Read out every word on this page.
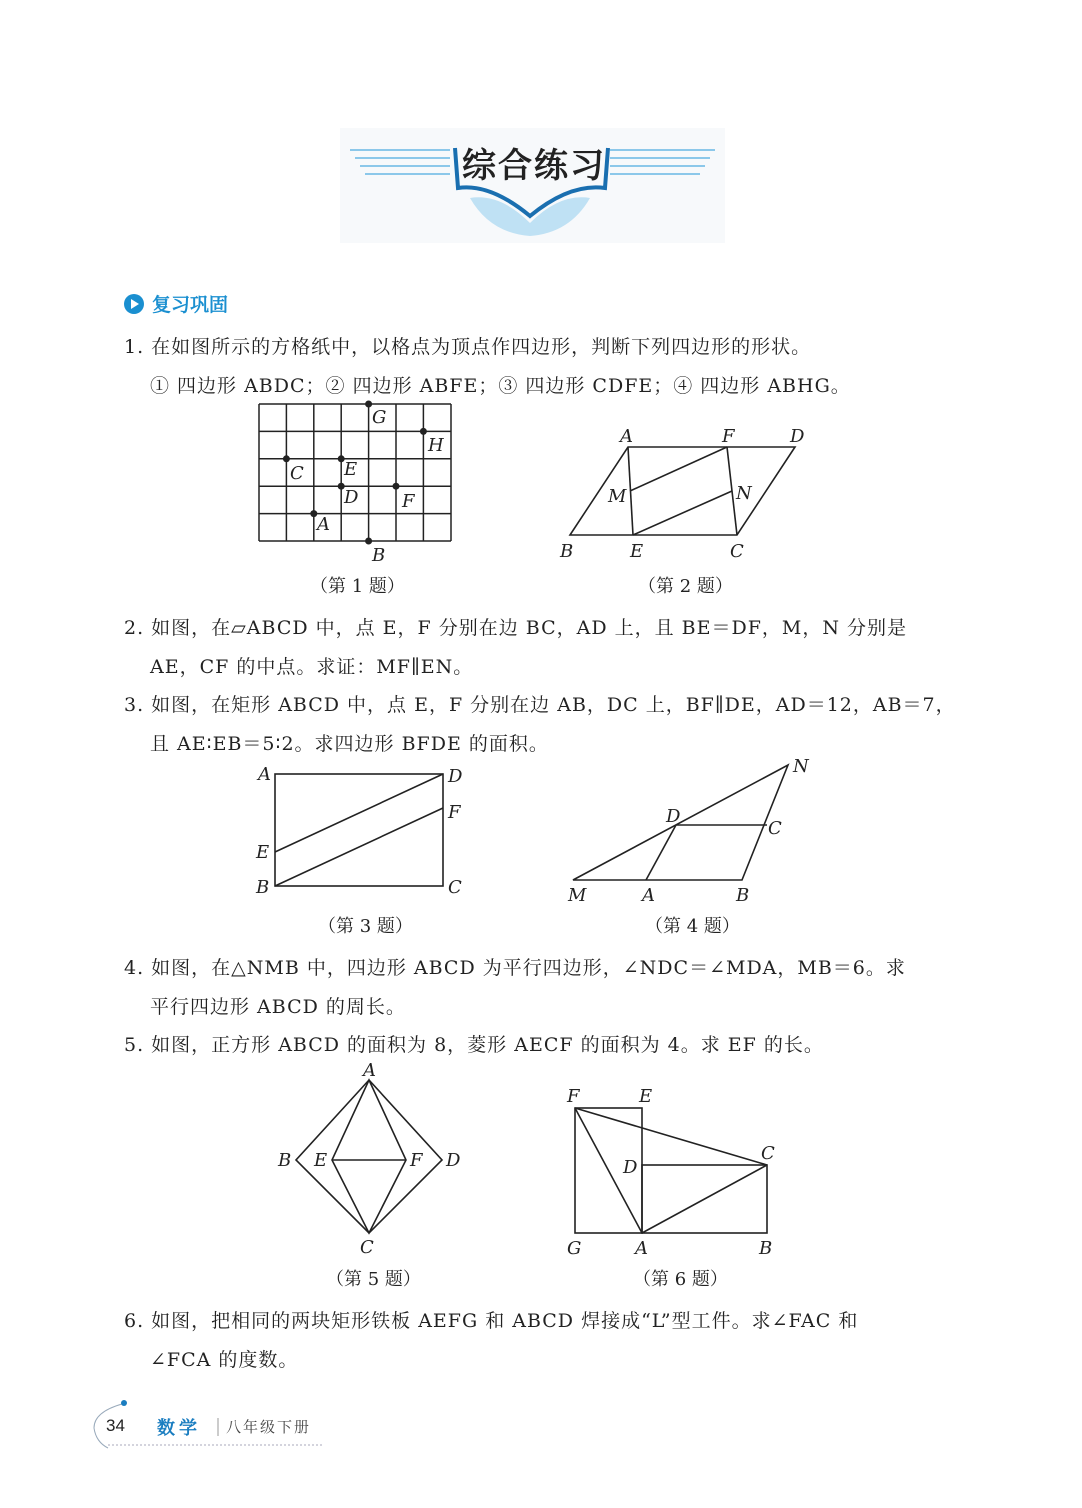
综合练习
复习巩固
1. 在如图所示的方格纸中，以格点为顶点作四边形，判断下列四边形的形状。
① 四边形 ABDC；② 四边形 ABFE；③ 四边形 CDFE；④ 四边形 ABHG。
G
H
C E
D F
A
B
（第 1 题）
A	F	D
M	N
B	E	C
（第 2 题）
2. 如图，在▱ABCD 中，点 E，F 分别在边 BC，AD 上，且 BE＝DF，M，N 分别是
AE，CF 的中点。求证：MF∥EN。
3. 如图，在矩形 ABCD 中，点 E，F 分别在边 AB，DC 上，BF∥DE，AD＝12，AB＝7，
且 AE∶EB＝5∶2。求四边形 BFDE 的面积。
A	D
F
E
B	C
（第 3 题）
N
D
C
M	A	B
（第 4 题）
4. 如图，在△NMB 中，四边形 ABCD 为平行四边形，∠NDC＝∠MDA，MB＝6。求
平行四边形 ABCD 的周长。
5. 如图，正方形 ABCD 的面积为 8，菱形 AECF 的面积为 4。求 EF 的长。
A
B E	F D
C
（第 5 题）
F	E
C
D
G	A	B
（第 6 题）
6. 如图，把相同的两块矩形铁板 AEFG 和 ABCD 焊接成“L”型工件。求∠FAC 和
∠FCA 的度数。
34 数学 八年级下册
=-=-=
» **Work to complete**
Read the data above. Pull out each line in which the string "ABCD" appears.

» **Result for this exercise**
2. 如图，在▱ABCD 中，点 E，F 分别在边 BC，AD 上，且 BE＝DF，M，N 分别是
3. 如图，在矩形 ABCD 中，点 E，F 分别在边 AB，DC 上，BF∥DE，AD＝12，AB＝7，
4. 如图，在△NMB 中，四边形 ABCD 为平行四边形，∠NDC＝∠MDA，MB＝6。求
平行四边形 ABCD 的周长。
5. 如图，正方形 ABCD 的面积为 8，菱形 AECF 的面积为 4。求 EF 的长。
6. 如图，把相同的两块矩形铁板 AEFG 和 ABCD 焊接成“L”型工件。求∠FAC 和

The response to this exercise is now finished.